Stored entries
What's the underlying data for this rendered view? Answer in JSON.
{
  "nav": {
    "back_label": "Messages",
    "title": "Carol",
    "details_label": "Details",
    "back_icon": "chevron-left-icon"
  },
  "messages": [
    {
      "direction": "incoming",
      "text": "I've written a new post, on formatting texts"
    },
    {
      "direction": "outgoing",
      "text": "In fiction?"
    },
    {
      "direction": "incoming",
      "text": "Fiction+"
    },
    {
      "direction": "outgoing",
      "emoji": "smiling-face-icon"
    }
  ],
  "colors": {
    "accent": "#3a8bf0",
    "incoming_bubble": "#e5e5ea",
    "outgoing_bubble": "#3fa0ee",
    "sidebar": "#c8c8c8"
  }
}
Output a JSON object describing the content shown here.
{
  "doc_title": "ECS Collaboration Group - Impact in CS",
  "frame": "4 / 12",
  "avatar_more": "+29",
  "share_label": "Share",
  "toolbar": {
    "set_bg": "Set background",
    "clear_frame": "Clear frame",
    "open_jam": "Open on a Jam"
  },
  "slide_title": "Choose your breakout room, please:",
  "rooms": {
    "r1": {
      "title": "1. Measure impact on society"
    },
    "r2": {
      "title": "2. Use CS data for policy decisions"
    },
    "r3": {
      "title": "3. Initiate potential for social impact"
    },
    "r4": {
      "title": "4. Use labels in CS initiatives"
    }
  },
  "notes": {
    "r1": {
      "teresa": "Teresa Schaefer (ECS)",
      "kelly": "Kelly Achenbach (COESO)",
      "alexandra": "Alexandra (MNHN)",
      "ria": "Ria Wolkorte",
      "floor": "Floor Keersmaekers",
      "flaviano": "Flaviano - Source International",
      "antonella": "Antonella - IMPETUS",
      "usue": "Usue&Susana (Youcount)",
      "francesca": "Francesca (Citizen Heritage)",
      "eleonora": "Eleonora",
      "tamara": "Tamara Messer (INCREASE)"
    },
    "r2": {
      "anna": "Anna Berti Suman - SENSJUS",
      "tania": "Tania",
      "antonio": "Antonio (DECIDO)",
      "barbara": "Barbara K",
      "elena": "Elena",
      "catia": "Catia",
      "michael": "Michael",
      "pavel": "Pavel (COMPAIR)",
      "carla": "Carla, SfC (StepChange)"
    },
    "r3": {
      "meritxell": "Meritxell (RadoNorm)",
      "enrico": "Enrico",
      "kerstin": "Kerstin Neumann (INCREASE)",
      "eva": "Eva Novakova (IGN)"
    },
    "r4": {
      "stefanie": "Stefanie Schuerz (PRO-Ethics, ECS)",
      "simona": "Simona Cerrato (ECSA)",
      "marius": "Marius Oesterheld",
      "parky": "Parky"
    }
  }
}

Job: Which lines of the data above contain "text"? Copy each one.

Task response:
      "text": "I've written a new post, on formatting texts"
      "text": "In fiction?"
      "text": "Fiction+"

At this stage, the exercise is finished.